(Recorded data)
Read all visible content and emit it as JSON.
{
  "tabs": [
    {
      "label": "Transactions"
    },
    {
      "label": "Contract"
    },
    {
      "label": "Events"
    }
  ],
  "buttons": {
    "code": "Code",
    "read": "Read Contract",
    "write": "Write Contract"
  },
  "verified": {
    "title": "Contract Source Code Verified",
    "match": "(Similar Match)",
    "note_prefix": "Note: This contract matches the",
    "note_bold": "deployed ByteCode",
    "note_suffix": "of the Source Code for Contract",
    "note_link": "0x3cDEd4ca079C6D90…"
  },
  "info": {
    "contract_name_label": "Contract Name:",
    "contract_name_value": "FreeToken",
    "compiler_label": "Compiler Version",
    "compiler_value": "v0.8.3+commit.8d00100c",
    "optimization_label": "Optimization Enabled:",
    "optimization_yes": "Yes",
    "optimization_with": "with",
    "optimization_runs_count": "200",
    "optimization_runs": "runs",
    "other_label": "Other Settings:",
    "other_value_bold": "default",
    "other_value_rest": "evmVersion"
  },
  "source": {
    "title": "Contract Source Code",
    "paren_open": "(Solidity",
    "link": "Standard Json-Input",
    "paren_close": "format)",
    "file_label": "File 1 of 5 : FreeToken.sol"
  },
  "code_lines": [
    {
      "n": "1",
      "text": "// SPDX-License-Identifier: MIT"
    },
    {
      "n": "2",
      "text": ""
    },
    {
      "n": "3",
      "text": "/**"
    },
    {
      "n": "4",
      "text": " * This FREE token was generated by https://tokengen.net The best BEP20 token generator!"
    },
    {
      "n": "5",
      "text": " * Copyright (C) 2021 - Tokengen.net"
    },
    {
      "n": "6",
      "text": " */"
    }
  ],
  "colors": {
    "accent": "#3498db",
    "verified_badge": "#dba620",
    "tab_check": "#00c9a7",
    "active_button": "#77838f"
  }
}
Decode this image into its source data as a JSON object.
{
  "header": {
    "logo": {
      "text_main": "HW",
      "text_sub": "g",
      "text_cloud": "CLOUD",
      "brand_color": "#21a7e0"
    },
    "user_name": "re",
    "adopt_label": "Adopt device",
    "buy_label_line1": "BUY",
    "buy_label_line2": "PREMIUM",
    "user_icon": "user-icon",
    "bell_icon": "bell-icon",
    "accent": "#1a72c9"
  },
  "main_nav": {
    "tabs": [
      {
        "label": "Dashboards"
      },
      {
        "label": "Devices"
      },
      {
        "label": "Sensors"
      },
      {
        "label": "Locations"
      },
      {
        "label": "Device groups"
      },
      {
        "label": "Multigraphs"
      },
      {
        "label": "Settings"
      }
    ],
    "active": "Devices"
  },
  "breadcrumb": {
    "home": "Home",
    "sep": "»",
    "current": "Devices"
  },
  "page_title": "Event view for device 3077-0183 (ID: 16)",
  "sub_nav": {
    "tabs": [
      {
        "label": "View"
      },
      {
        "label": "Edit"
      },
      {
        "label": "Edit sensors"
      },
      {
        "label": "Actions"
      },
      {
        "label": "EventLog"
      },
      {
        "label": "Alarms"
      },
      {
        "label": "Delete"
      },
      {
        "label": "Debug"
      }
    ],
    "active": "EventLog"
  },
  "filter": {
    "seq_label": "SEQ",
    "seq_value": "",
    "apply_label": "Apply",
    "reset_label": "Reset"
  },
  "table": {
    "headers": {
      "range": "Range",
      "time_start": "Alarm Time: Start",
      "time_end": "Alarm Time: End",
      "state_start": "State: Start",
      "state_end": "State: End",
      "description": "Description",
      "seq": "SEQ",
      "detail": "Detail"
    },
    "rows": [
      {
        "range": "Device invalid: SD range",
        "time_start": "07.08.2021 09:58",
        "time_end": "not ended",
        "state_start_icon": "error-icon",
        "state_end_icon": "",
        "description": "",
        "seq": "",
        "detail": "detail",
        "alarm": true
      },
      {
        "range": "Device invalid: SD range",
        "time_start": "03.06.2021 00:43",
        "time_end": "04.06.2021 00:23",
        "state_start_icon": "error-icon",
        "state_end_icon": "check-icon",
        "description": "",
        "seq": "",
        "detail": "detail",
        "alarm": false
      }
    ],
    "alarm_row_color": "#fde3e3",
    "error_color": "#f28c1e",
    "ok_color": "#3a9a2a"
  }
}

### What you need to do
The records above are to be repeated exactly, in their entirety.

### Task solution
Read all visible content and emit it as JSON.
{
  "tabs": [
    {
      "label": "Transactions"
    },
    {
      "label": "Contract"
    },
    {
      "label": "Events"
    }
  ],
  "buttons": {
    "code": "Code",
    "read": "Read Contract",
    "write": "Write Contract"
  },
  "verified": {
    "title": "Contract Source Code Verified",
    "match": "(Similar Match)",
    "note_prefix": "Note: This contract matches the",
    "note_bold": "deployed ByteCode",
    "note_suffix": "of the Source Code for Contract",
    "note_link": "0x3cDEd4ca079C6D90…"
  },
  "info": {
    "contract_name_label": "Contract Name:",
    "contract_name_value": "FreeToken",
    "compiler_label": "Compiler Version",
    "compiler_value": "v0.8.3+commit.8d00100c",
    "optimization_label": "Optimization Enabled:",
    "optimization_yes": "Yes",
    "optimization_with": "with",
    "optimization_runs_count": "200",
    "optimization_runs": "runs",
    "other_label": "Other Settings:",
    "other_value_bold": "default",
    "other_value_rest": "evmVersion"
  },
  "source": {
    "title": "Contract Source Code",
    "paren_open": "(Solidity",
    "link": "Standard Json-Input",
    "paren_close": "format)",
    "file_label": "File 1 of 5 : FreeToken.sol"
  },
  "code_lines": [
    {
      "n": "1",
      "text": "// SPDX-License-Identifier: MIT"
    },
    {
      "n": "2",
      "text": ""
    },
    {
      "n": "3",
      "text": "/**"
    },
    {
      "n": "4",
      "text": " * This FREE token was generated by https://tokengen.net The best BEP20 token generator!"
    },
    {
      "n": "5",
      "text": " * Copyright (C) 2021 - Tokengen.net"
    },
    {
      "n": "6",
      "text": " */"
    }
  ],
  "colors": {
    "accent": "#3498db",
    "verified_badge": "#dba620",
    "tab_check": "#00c9a7",
    "active_button": "#77838f"
  }
}
Decode this image into its source data as a JSON object.
{
  "header": {
    "logo": {
      "text_main": "HW",
      "text_sub": "g",
      "text_cloud": "CLOUD",
      "brand_color": "#21a7e0"
    },
    "user_name": "re",
    "adopt_label": "Adopt device",
    "buy_label_line1": "BUY",
    "buy_label_line2": "PREMIUM",
    "user_icon": "user-icon",
    "bell_icon": "bell-icon",
    "accent": "#1a72c9"
  },
  "main_nav": {
    "tabs": [
      {
        "label": "Dashboards"
      },
      {
        "label": "Devices"
      },
      {
        "label": "Sensors"
      },
      {
        "label": "Locations"
      },
      {
        "label": "Device groups"
      },
      {
        "label": "Multigraphs"
      },
      {
        "label": "Settings"
      }
    ],
    "active": "Devices"
  },
  "breadcrumb": {
    "home": "Home",
    "sep": "»",
    "current": "Devices"
  },
  "page_title": "Event view for device 3077-0183 (ID: 16)",
  "sub_nav": {
    "tabs": [
      {
        "label": "View"
      },
      {
        "label": "Edit"
      },
      {
        "label": "Edit sensors"
      },
      {
        "label": "Actions"
      },
      {
        "label": "EventLog"
      },
      {
        "label": "Alarms"
      },
      {
        "label": "Delete"
      },
      {
        "label": "Debug"
      }
    ],
    "active": "EventLog"
  },
  "filter": {
    "seq_label": "SEQ",
    "seq_value": "",
    "apply_label": "Apply",
    "reset_label": "Reset"
  },
  "table": {
    "headers": {
      "range": "Range",
      "time_start": "Alarm Time: Start",
      "time_end": "Alarm Time: End",
      "state_start": "State: Start",
      "state_end": "State: End",
      "description": "Description",
      "seq": "SEQ",
      "detail": "Detail"
    },
    "rows": [
      {
        "range": "Device invalid: SD range",
        "time_start": "07.08.2021 09:58",
        "time_end": "not ended",
        "state_start_icon": "error-icon",
        "state_end_icon": "",
        "description": "",
        "seq": "",
        "detail": "detail",
        "alarm": true
      },
      {
        "range": "Device invalid: SD range",
        "time_start": "03.06.2021 00:43",
        "time_end": "04.06.2021 00:23",
        "state_start_icon": "error-icon",
        "state_end_icon": "check-icon",
        "description": "",
        "seq": "",
        "detail": "detail",
        "alarm": false
      }
    ],
    "alarm_row_color": "#fde3e3",
    "error_color": "#f28c1e",
    "ok_color": "#3a9a2a"
  }
}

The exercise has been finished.